WHAT IS EXPECTED: Copy every line of the material below word for word.
### LISTED ENTRIES
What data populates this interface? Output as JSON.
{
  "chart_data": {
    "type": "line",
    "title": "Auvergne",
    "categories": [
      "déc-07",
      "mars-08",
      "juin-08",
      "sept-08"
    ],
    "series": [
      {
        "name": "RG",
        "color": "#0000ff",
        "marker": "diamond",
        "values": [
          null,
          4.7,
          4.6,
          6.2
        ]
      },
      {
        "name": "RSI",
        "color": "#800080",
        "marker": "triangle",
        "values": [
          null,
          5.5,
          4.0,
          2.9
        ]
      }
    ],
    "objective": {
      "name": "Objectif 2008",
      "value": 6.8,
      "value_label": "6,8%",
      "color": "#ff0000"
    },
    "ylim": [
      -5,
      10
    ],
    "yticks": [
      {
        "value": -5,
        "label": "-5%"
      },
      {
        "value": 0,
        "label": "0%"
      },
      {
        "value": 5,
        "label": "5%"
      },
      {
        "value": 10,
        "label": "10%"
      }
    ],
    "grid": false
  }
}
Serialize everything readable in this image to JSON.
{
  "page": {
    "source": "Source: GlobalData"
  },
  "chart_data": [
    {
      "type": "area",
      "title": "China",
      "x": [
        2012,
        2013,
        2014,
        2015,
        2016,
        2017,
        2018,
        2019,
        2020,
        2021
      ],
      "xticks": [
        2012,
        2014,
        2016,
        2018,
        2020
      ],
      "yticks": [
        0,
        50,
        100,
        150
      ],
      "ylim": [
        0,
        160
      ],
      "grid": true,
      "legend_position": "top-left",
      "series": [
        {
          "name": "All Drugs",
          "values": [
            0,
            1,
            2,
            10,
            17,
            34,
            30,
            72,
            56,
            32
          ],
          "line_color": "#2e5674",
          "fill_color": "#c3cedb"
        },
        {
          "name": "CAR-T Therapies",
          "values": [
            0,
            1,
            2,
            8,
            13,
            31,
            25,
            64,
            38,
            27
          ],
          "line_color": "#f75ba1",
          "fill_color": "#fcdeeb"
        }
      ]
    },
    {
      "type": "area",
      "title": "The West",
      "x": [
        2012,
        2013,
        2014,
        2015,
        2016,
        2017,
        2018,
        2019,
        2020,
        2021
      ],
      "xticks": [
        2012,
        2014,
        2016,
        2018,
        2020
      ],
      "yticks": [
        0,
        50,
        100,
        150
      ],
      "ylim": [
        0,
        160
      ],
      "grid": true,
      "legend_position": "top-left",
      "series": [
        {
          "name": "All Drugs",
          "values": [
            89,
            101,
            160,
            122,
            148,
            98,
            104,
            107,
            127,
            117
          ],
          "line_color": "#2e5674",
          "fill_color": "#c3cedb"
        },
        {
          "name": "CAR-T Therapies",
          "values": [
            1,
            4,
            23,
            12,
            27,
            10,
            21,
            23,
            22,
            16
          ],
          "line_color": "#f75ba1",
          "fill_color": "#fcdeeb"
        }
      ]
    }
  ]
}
######
OUTPUT OF THE EXERCISE:
What data populates this interface? Output as JSON.
{
  "chart_data": {
    "type": "line",
    "title": "Auvergne",
    "categories": [
      "déc-07",
      "mars-08",
      "juin-08",
      "sept-08"
    ],
    "series": [
      {
        "name": "RG",
        "color": "#0000ff",
        "marker": "diamond",
        "values": [
          null,
          4.7,
          4.6,
          6.2
        ]
      },
      {
        "name": "RSI",
        "color": "#800080",
        "marker": "triangle",
        "values": [
          null,
          5.5,
          4.0,
          2.9
        ]
      }
    ],
    "objective": {
      "name": "Objectif 2008",
      "value": 6.8,
      "value_label": "6,8%",
      "color": "#ff0000"
    },
    "ylim": [
      -5,
      10
    ],
    "yticks": [
      {
        "value": -5,
        "label": "-5%"
      },
      {
        "value": 0,
        "label": "0%"
      },
      {
        "value": 5,
        "label": "5%"
      },
      {
        "value": 10,
        "label": "10%"
      }
    ],
    "grid": false
  }
}
Serialize everything readable in this image to JSON.
{
  "page": {
    "source": "Source: GlobalData"
  },
  "chart_data": [
    {
      "type": "area",
      "title": "China",
      "x": [
        2012,
        2013,
        2014,
        2015,
        2016,
        2017,
        2018,
        2019,
        2020,
        2021
      ],
      "xticks": [
        2012,
        2014,
        2016,
        2018,
        2020
      ],
      "yticks": [
        0,
        50,
        100,
        150
      ],
      "ylim": [
        0,
        160
      ],
      "grid": true,
      "legend_position": "top-left",
      "series": [
        {
          "name": "All Drugs",
          "values": [
            0,
            1,
            2,
            10,
            17,
            34,
            30,
            72,
            56,
            32
          ],
          "line_color": "#2e5674",
          "fill_color": "#c3cedb"
        },
        {
          "name": "CAR-T Therapies",
          "values": [
            0,
            1,
            2,
            8,
            13,
            31,
            25,
            64,
            38,
            27
          ],
          "line_color": "#f75ba1",
          "fill_color": "#fcdeeb"
        }
      ]
    },
    {
      "type": "area",
      "title": "The West",
      "x": [
        2012,
        2013,
        2014,
        2015,
        2016,
        2017,
        2018,
        2019,
        2020,
        2021
      ],
      "xticks": [
        2012,
        2014,
        2016,
        2018,
        2020
      ],
      "yticks": [
        0,
        50,
        100,
        150
      ],
      "ylim": [
        0,
        160
      ],
      "grid": true,
      "legend_position": "top-left",
      "series": [
        {
          "name": "All Drugs",
          "values": [
            89,
            101,
            160,
            122,
            148,
            98,
            104,
            107,
            127,
            117
          ],
          "line_color": "#2e5674",
          "fill_color": "#c3cedb"
        },
        {
          "name": "CAR-T Therapies",
          "values": [
            1,
            4,
            23,
            12,
            27,
            10,
            21,
            23,
            22,
            16
          ],
          "line_color": "#f75ba1",
          "fill_color": "#fcdeeb"
        }
      ]
    }
  ]
}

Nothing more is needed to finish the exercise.